• _Problem statement_
Leave out the pictures and repeat every record exactly.

::::

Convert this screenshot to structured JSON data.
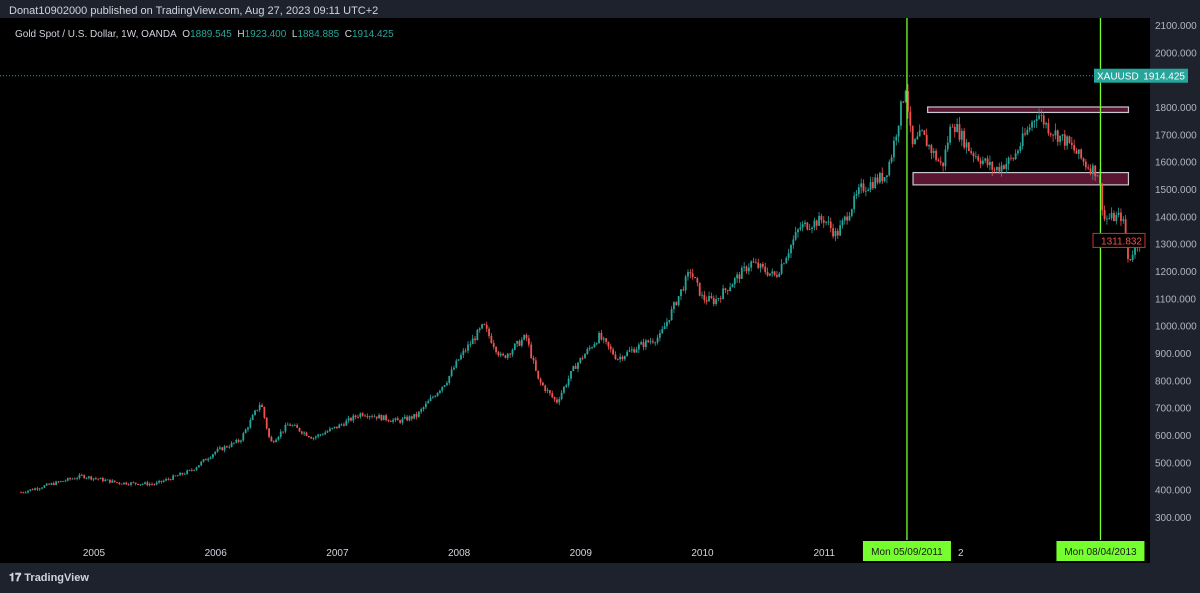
{
  "header": {
    "published": "Donat10902000 published on TradingView.com, Aug 27, 2023 09:11 UTC+2"
  },
  "legend": {
    "symbol": "Gold Spot / U.S. Dollar, 1W, OANDA",
    "o_label": "O",
    "o": "1889.545",
    "h_label": "H",
    "h": "1923.400",
    "l_label": "L",
    "l": "1884.885",
    "c_label": "C",
    "c": "1914.425"
  },
  "footer": {
    "brand": "TradingView"
  },
  "colors": {
    "up": "#26a69a",
    "down": "#ef5350",
    "marker": "#76ff2e",
    "zone": "#5a1530"
  },
  "chart_data": {
    "type": "candlestick",
    "title": "Gold Spot / U.S. Dollar, 1W, OANDA",
    "ylim": [
      200,
      2100
    ],
    "yticks": [
      "2100.000",
      "2000.000",
      "1800.000",
      "1700.000",
      "1600.000",
      "1500.000",
      "1400.000",
      "1300.000",
      "1200.000",
      "1100.000",
      "1000.000",
      "900.000",
      "800.000",
      "700.000",
      "600.000",
      "500.000",
      "400.000",
      "300.000"
    ],
    "xticks": [
      "2005",
      "2006",
      "2007",
      "2008",
      "2009",
      "2010",
      "2011",
      "2"
    ],
    "xlim": [
      2004.38,
      2013.95
    ],
    "price_path": [
      [
        2004.4,
        390
      ],
      [
        2004.9,
        450
      ],
      [
        2005.2,
        425
      ],
      [
        2005.5,
        420
      ],
      [
        2005.8,
        470
      ],
      [
        2006.0,
        540
      ],
      [
        2006.2,
        580
      ],
      [
        2006.37,
        720
      ],
      [
        2006.45,
        570
      ],
      [
        2006.6,
        640
      ],
      [
        2006.8,
        590
      ],
      [
        2007.0,
        630
      ],
      [
        2007.2,
        680
      ],
      [
        2007.5,
        650
      ],
      [
        2007.65,
        670
      ],
      [
        2007.9,
        800
      ],
      [
        2008.0,
        880
      ],
      [
        2008.2,
        1000
      ],
      [
        2008.35,
        880
      ],
      [
        2008.55,
        960
      ],
      [
        2008.65,
        800
      ],
      [
        2008.8,
        720
      ],
      [
        2008.95,
        850
      ],
      [
        2009.15,
        960
      ],
      [
        2009.3,
        880
      ],
      [
        2009.5,
        930
      ],
      [
        2009.65,
        960
      ],
      [
        2009.9,
        1200
      ],
      [
        2010.0,
        1100
      ],
      [
        2010.1,
        1090
      ],
      [
        2010.4,
        1230
      ],
      [
        2010.6,
        1180
      ],
      [
        2010.8,
        1360
      ],
      [
        2011.0,
        1390
      ],
      [
        2011.1,
        1330
      ],
      [
        2011.3,
        1500
      ],
      [
        2011.5,
        1550
      ],
      [
        2011.55,
        1620
      ],
      [
        2011.67,
        1880
      ],
      [
        2011.72,
        1650
      ],
      [
        2011.8,
        1700
      ],
      [
        2011.97,
        1580
      ],
      [
        2012.05,
        1750
      ],
      [
        2012.2,
        1640
      ],
      [
        2012.4,
        1570
      ],
      [
        2012.55,
        1610
      ],
      [
        2012.75,
        1780
      ],
      [
        2012.85,
        1720
      ],
      [
        2013.0,
        1670
      ],
      [
        2013.15,
        1590
      ],
      [
        2013.25,
        1560
      ],
      [
        2013.3,
        1390
      ],
      [
        2013.45,
        1400
      ],
      [
        2013.5,
        1230
      ],
      [
        2013.55,
        1290
      ],
      [
        2013.6,
        1312
      ]
    ],
    "current_price": {
      "symbol": "XAUUSD",
      "value": "1914.425",
      "y": 1914.425
    },
    "last_price": {
      "value": "1311.832",
      "y": 1311.832
    },
    "vertical_markers": [
      {
        "label": "Mon 05/09/2011",
        "x": 2011.68
      },
      {
        "label": "Mon 08/04/2013",
        "x": 2013.27
      }
    ],
    "zones": [
      {
        "x": [
          2011.85,
          2013.5
        ],
        "y": [
          1780,
          1800
        ]
      },
      {
        "x": [
          2011.73,
          2013.5
        ],
        "y": [
          1515,
          1560
        ]
      }
    ]
  }
}
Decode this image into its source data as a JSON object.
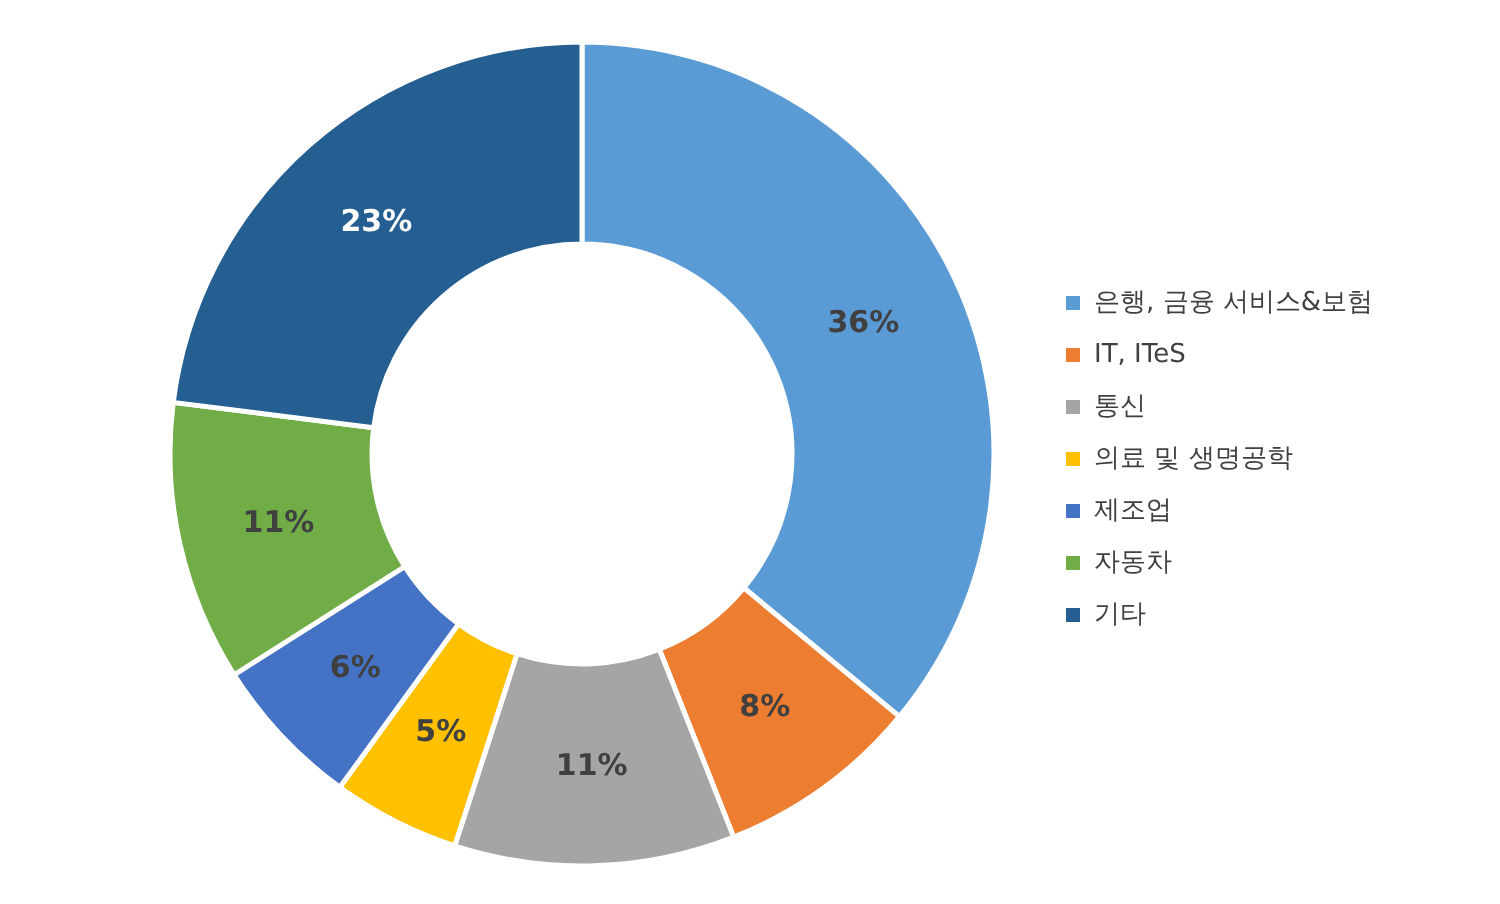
{
  "chart_data": {
    "type": "donut",
    "categories": [
      "은행, 금융 서비스&보험",
      "IT, ITeS",
      "통신",
      "의료 및 생명공학",
      "제조업",
      "자동차",
      "기타"
    ],
    "values": [
      36,
      8,
      11,
      5,
      6,
      11,
      23
    ],
    "colors": [
      "#5b9bd5",
      "#ed7d31",
      "#a5a5a5",
      "#ffc000",
      "#4472c4",
      "#70ad47",
      "#255e91"
    ],
    "value_labels": [
      "36%",
      "8%",
      "11%",
      "5%",
      "6%",
      "11%",
      "23%"
    ],
    "legend": "right"
  }
}
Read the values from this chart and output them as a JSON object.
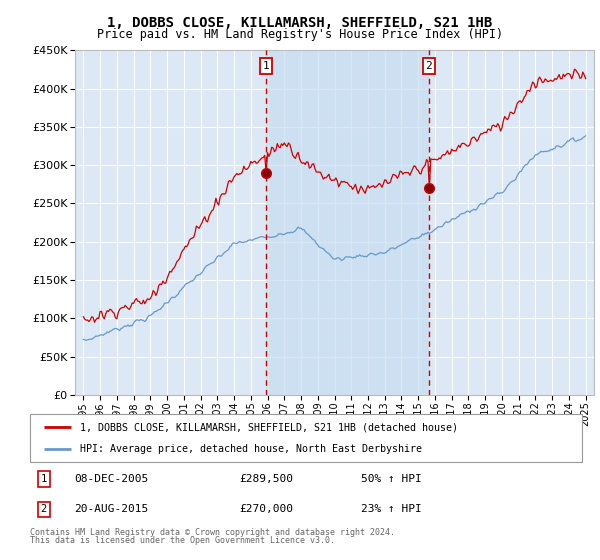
{
  "title_line1": "1, DOBBS CLOSE, KILLAMARSH, SHEFFIELD, S21 1HB",
  "title_line2": "Price paid vs. HM Land Registry's House Price Index (HPI)",
  "background_color": "#ffffff",
  "plot_bg_color": "#dce8f5",
  "grid_color": "#ffffff",
  "shade_color": "#c8ddf0",
  "marker1_date_label": "08-DEC-2005",
  "marker1_price": "£289,500",
  "marker1_hpi": "50% ↑ HPI",
  "marker1_x": 2005.92,
  "marker1_y": 289500,
  "marker2_date_label": "20-AUG-2015",
  "marker2_price": "£270,000",
  "marker2_hpi": "23% ↑ HPI",
  "marker2_x": 2015.63,
  "marker2_y": 270000,
  "legend_line1": "1, DOBBS CLOSE, KILLAMARSH, SHEFFIELD, S21 1HB (detached house)",
  "legend_line2": "HPI: Average price, detached house, North East Derbyshire",
  "footer_line1": "Contains HM Land Registry data © Crown copyright and database right 2024.",
  "footer_line2": "This data is licensed under the Open Government Licence v3.0.",
  "red_color": "#cc0000",
  "blue_color": "#6699cc",
  "ylim_min": 0,
  "ylim_max": 450000,
  "xlim_min": 1994.5,
  "xlim_max": 2025.5,
  "yticks": [
    0,
    50000,
    100000,
    150000,
    200000,
    250000,
    300000,
    350000,
    400000,
    450000
  ],
  "xticks": [
    1995,
    1996,
    1997,
    1998,
    1999,
    2000,
    2001,
    2002,
    2003,
    2004,
    2005,
    2006,
    2007,
    2008,
    2009,
    2010,
    2011,
    2012,
    2013,
    2014,
    2015,
    2016,
    2017,
    2018,
    2019,
    2020,
    2021,
    2022,
    2023,
    2024,
    2025
  ]
}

::::

• _Written reply_
Convert this screenshot to structured JSON data.
{
  "header": {
    "published": "Donat10902000 published on TradingView.com, Aug 27, 2023 09:11 UTC+2"
  },
  "legend": {
    "symbol": "Gold Spot / U.S. Dollar, 1W, OANDA",
    "o_label": "O",
    "o": "1889.545",
    "h_label": "H",
    "h": "1923.400",
    "l_label": "L",
    "l": "1884.885",
    "c_label": "C",
    "c": "1914.425"
  },
  "footer": {
    "brand": "TradingView"
  },
  "colors": {
    "up": "#26a69a",
    "down": "#ef5350",
    "marker": "#76ff2e",
    "zone": "#5a1530"
  },
  "chart_data": {
    "type": "candlestick",
    "title": "Gold Spot / U.S. Dollar, 1W, OANDA",
    "ylim": [
      200,
      2100
    ],
    "yticks": [
      "2100.000",
      "2000.000",
      "1800.000",
      "1700.000",
      "1600.000",
      "1500.000",
      "1400.000",
      "1300.000",
      "1200.000",
      "1100.000",
      "1000.000",
      "900.000",
      "800.000",
      "700.000",
      "600.000",
      "500.000",
      "400.000",
      "300.000"
    ],
    "xticks": [
      "2005",
      "2006",
      "2007",
      "2008",
      "2009",
      "2010",
      "2011",
      "2"
    ],
    "xlim": [
      2004.38,
      2013.95
    ],
    "price_path": [
      [
        2004.4,
        390
      ],
      [
        2004.9,
        450
      ],
      [
        2005.2,
        425
      ],
      [
        2005.5,
        420
      ],
      [
        2005.8,
        470
      ],
      [
        2006.0,
        540
      ],
      [
        2006.2,
        580
      ],
      [
        2006.37,
        720
      ],
      [
        2006.45,
        570
      ],
      [
        2006.6,
        640
      ],
      [
        2006.8,
        590
      ],
      [
        2007.0,
        630
      ],
      [
        2007.2,
        680
      ],
      [
        2007.5,
        650
      ],
      [
        2007.65,
        670
      ],
      [
        2007.9,
        800
      ],
      [
        2008.0,
        880
      ],
      [
        2008.2,
        1000
      ],
      [
        2008.35,
        880
      ],
      [
        2008.55,
        960
      ],
      [
        2008.65,
        800
      ],
      [
        2008.8,
        720
      ],
      [
        2008.95,
        850
      ],
      [
        2009.15,
        960
      ],
      [
        2009.3,
        880
      ],
      [
        2009.5,
        930
      ],
      [
        2009.65,
        960
      ],
      [
        2009.9,
        1200
      ],
      [
        2010.0,
        1100
      ],
      [
        2010.1,
        1090
      ],
      [
        2010.4,
        1230
      ],
      [
        2010.6,
        1180
      ],
      [
        2010.8,
        1360
      ],
      [
        2011.0,
        1390
      ],
      [
        2011.1,
        1330
      ],
      [
        2011.3,
        1500
      ],
      [
        2011.5,
        1550
      ],
      [
        2011.55,
        1620
      ],
      [
        2011.67,
        1880
      ],
      [
        2011.72,
        1650
      ],
      [
        2011.8,
        1700
      ],
      [
        2011.97,
        1580
      ],
      [
        2012.05,
        1750
      ],
      [
        2012.2,
        1640
      ],
      [
        2012.4,
        1570
      ],
      [
        2012.55,
        1610
      ],
      [
        2012.75,
        1780
      ],
      [
        2012.85,
        1720
      ],
      [
        2013.0,
        1670
      ],
      [
        2013.15,
        1590
      ],
      [
        2013.25,
        1560
      ],
      [
        2013.3,
        1390
      ],
      [
        2013.45,
        1400
      ],
      [
        2013.5,
        1230
      ],
      [
        2013.55,
        1290
      ],
      [
        2013.6,
        1312
      ]
    ],
    "current_price": {
      "symbol": "XAUUSD",
      "value": "1914.425",
      "y": 1914.425
    },
    "last_price": {
      "value": "1311.832",
      "y": 1311.832
    },
    "vertical_markers": [
      {
        "label": "Mon 05/09/2011",
        "x": 2011.68
      },
      {
        "label": "Mon 08/04/2013",
        "x": 2013.27
      }
    ],
    "zones": [
      {
        "x": [
          2011.85,
          2013.5
        ],
        "y": [
          1780,
          1800
        ]
      },
      {
        "x": [
          2011.73,
          2013.5
        ],
        "y": [
          1515,
          1560
        ]
      }
    ]
  }
}
Decode this image into its source data as a JSON object.
{
  "chart_data": {
    "type": "donut",
    "categories": [
      "은행, 금융 서비스&보험",
      "IT, ITeS",
      "통신",
      "의료 및 생명공학",
      "제조업",
      "자동차",
      "기타"
    ],
    "values": [
      36,
      8,
      11,
      5,
      6,
      11,
      23
    ],
    "colors": [
      "#5b9bd5",
      "#ed7d31",
      "#a5a5a5",
      "#ffc000",
      "#4472c4",
      "#70ad47",
      "#255e91"
    ],
    "value_labels": [
      "36%",
      "8%",
      "11%",
      "5%",
      "6%",
      "11%",
      "23%"
    ],
    "legend": "right"
  }
}
Read the values from this chart and output them as a JSON object.
{
  "title_line1": "1, DOBBS CLOSE, KILLAMARSH, SHEFFIELD, S21 1HB",
  "title_line2": "Price paid vs. HM Land Registry's House Price Index (HPI)",
  "background_color": "#ffffff",
  "plot_bg_color": "#dce8f5",
  "grid_color": "#ffffff",
  "shade_color": "#c8ddf0",
  "marker1_date_label": "08-DEC-2005",
  "marker1_price": "£289,500",
  "marker1_hpi": "50% ↑ HPI",
  "marker1_x": 2005.92,
  "marker1_y": 289500,
  "marker2_date_label": "20-AUG-2015",
  "marker2_price": "£270,000",
  "marker2_hpi": "23% ↑ HPI",
  "marker2_x": 2015.63,
  "marker2_y": 270000,
  "legend_line1": "1, DOBBS CLOSE, KILLAMARSH, SHEFFIELD, S21 1HB (detached house)",
  "legend_line2": "HPI: Average price, detached house, North East Derbyshire",
  "footer_line1": "Contains HM Land Registry data © Crown copyright and database right 2024.",
  "footer_line2": "This data is licensed under the Open Government Licence v3.0.",
  "red_color": "#cc0000",
  "blue_color": "#6699cc",
  "ylim_min": 0,
  "ylim_max": 450000,
  "xlim_min": 1994.5,
  "xlim_max": 2025.5,
  "yticks": [
    0,
    50000,
    100000,
    150000,
    200000,
    250000,
    300000,
    350000,
    400000,
    450000
  ],
  "xticks": [
    1995,
    1996,
    1997,
    1998,
    1999,
    2000,
    2001,
    2002,
    2003,
    2004,
    2005,
    2006,
    2007,
    2008,
    2009,
    2010,
    2011,
    2012,
    2013,
    2014,
    2015,
    2016,
    2017,
    2018,
    2019,
    2020,
    2021,
    2022,
    2023,
    2024,
    2025
  ]
}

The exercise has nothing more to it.